**THE RECORDS:**
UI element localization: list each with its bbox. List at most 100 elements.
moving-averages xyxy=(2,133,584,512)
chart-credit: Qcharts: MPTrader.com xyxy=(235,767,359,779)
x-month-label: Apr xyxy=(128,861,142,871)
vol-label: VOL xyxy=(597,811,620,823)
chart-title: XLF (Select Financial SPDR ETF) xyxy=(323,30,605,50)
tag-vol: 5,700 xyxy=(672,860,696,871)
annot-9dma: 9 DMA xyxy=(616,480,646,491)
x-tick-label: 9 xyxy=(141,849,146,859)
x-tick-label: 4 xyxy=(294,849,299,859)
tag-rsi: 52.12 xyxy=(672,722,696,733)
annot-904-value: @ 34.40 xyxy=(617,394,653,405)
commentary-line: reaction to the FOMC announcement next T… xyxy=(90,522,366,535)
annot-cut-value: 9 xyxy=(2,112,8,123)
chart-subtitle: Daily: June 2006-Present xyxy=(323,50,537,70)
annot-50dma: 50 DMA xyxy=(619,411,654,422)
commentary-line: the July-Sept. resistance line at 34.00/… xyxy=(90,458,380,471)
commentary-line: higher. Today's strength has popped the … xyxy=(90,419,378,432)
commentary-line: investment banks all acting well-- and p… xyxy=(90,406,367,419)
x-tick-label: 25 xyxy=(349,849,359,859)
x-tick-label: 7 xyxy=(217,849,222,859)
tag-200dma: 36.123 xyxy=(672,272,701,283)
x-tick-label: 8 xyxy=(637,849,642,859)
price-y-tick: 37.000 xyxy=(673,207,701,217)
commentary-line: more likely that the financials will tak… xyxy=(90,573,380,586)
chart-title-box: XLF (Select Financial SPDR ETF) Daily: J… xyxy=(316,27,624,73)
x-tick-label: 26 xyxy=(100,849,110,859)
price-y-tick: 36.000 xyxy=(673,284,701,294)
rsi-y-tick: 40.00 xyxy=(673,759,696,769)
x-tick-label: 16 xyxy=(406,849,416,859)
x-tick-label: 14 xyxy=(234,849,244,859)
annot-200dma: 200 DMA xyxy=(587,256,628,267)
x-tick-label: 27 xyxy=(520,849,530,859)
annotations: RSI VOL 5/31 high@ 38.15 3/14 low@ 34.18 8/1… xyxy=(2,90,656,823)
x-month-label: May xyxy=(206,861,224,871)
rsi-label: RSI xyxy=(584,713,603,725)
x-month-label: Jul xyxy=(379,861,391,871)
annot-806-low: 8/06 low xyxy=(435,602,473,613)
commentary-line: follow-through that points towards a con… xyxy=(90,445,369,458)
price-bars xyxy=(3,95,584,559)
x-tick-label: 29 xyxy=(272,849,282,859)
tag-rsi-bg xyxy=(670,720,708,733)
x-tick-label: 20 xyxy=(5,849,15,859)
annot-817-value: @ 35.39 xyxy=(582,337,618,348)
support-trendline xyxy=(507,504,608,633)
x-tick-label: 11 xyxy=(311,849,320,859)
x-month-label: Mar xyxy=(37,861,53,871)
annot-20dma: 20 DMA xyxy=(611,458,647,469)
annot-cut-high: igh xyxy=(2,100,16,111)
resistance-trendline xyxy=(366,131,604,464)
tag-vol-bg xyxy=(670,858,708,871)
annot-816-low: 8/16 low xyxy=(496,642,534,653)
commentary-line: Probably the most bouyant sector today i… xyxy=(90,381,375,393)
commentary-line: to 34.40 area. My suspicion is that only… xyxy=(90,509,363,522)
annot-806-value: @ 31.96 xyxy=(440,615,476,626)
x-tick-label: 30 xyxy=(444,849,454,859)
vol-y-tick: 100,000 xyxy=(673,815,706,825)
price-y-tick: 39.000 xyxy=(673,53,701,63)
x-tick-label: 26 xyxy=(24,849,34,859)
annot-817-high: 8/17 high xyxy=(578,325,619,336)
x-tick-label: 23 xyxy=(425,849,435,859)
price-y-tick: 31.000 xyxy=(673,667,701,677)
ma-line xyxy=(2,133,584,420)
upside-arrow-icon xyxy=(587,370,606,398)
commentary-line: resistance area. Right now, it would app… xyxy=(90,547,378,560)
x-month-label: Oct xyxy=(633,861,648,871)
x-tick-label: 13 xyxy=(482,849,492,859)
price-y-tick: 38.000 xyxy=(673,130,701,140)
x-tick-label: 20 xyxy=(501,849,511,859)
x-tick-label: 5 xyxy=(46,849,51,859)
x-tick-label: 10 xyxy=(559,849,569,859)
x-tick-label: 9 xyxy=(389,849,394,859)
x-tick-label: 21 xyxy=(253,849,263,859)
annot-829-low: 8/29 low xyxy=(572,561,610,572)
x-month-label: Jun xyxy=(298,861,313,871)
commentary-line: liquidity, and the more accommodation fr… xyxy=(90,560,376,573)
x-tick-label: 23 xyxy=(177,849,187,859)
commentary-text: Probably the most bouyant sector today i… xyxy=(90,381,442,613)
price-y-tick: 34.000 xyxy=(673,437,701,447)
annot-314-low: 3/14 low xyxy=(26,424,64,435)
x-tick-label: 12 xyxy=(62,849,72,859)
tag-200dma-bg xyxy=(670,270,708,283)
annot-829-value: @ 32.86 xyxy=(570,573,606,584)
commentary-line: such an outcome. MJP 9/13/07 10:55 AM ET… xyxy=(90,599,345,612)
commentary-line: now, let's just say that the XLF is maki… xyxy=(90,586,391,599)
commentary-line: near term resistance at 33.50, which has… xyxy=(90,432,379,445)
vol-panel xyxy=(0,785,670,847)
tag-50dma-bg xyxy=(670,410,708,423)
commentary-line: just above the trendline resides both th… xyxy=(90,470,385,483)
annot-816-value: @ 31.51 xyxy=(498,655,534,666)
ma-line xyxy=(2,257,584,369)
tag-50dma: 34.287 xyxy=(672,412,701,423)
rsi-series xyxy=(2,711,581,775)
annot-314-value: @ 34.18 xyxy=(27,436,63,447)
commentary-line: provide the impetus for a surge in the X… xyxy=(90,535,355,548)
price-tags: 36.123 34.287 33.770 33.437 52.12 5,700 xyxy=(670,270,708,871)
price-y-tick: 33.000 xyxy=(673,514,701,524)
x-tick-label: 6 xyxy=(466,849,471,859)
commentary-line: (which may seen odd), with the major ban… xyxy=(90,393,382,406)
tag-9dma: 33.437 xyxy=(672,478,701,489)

**THE EXERCISE:** Collect every line of the records above that contains the string "with", and copy each one in full. Case counts.

**ANSWER TO THIS EXERCISE:**
UI element localization: list each with its bbox. List at most 100 elements.
commentary-line: (which may seen odd), with the major ban… xyxy=(90,393,382,406)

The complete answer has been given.